*EXERCISE INSTRUCTIONS*: Go through the listing and pick out each line with the word "ELanguage" in it.

*MATERIAL FOR THIS EXERCISE*:

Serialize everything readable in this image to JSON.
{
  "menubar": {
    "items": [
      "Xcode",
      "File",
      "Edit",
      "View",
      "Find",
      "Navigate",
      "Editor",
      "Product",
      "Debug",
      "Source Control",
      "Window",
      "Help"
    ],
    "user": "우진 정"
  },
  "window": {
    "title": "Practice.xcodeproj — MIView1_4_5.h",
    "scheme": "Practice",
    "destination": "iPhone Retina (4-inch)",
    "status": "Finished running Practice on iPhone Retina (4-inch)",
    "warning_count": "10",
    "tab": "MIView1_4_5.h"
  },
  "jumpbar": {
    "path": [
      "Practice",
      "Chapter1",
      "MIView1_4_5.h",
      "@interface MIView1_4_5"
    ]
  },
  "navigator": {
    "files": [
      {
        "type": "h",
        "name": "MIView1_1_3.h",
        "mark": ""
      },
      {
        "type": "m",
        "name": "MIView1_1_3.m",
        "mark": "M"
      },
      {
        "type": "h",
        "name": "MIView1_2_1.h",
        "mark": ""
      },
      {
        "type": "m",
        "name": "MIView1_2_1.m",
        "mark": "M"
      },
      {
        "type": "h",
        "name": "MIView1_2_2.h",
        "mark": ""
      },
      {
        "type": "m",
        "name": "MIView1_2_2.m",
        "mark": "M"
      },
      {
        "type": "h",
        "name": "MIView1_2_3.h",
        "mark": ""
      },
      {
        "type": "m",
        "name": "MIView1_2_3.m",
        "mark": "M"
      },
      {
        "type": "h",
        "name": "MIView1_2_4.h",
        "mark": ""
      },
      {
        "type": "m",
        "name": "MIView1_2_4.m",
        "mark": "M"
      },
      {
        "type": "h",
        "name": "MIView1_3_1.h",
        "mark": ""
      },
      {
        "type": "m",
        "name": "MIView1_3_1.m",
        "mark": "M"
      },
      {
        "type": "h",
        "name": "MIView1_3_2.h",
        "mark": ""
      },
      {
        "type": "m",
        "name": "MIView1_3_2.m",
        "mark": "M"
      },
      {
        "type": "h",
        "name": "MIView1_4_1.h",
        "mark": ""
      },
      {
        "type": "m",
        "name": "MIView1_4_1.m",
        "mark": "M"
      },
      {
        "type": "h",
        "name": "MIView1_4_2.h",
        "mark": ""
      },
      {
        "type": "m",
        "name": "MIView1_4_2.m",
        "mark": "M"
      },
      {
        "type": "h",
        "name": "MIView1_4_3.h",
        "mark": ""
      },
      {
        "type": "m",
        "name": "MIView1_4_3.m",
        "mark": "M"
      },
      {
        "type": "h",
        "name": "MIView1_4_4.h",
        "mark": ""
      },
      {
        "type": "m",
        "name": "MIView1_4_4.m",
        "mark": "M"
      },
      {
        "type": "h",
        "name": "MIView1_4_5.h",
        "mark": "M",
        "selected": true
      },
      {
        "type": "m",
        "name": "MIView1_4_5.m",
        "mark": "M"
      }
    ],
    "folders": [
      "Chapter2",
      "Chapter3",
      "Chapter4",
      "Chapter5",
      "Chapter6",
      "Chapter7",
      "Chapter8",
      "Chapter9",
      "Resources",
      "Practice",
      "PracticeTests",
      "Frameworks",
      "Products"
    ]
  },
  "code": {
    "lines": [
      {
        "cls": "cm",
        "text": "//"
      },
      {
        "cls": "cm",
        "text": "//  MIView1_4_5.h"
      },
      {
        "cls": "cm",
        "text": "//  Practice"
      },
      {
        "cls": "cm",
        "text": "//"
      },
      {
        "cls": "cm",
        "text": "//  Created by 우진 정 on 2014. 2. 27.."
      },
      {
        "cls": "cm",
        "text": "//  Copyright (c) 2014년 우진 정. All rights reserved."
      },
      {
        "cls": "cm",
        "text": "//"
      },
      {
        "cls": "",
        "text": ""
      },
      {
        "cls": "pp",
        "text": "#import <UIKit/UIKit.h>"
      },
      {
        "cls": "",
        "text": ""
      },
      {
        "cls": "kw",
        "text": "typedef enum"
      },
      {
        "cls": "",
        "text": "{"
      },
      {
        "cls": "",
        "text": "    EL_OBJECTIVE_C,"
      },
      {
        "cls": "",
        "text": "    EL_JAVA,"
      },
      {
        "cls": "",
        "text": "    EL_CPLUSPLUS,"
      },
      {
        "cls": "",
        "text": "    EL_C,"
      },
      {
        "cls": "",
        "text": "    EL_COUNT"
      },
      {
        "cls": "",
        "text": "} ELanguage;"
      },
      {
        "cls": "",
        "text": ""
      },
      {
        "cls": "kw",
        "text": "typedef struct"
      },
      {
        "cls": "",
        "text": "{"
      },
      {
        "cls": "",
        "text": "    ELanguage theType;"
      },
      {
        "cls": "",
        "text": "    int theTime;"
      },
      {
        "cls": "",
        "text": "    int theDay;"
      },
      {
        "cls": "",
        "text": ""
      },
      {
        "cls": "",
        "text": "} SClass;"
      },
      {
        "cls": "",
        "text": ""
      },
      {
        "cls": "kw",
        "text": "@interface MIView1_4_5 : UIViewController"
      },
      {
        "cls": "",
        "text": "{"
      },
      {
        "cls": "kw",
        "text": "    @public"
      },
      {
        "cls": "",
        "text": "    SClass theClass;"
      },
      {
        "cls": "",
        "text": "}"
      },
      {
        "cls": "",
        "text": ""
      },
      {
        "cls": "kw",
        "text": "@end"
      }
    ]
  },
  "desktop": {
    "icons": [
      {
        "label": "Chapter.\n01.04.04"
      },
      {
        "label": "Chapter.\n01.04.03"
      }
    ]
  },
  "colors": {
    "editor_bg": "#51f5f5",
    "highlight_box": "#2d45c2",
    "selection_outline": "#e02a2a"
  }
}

*TASK OUTPUT*:
        "text": "} ELanguage;"
        "text": "    ELanguage theType;"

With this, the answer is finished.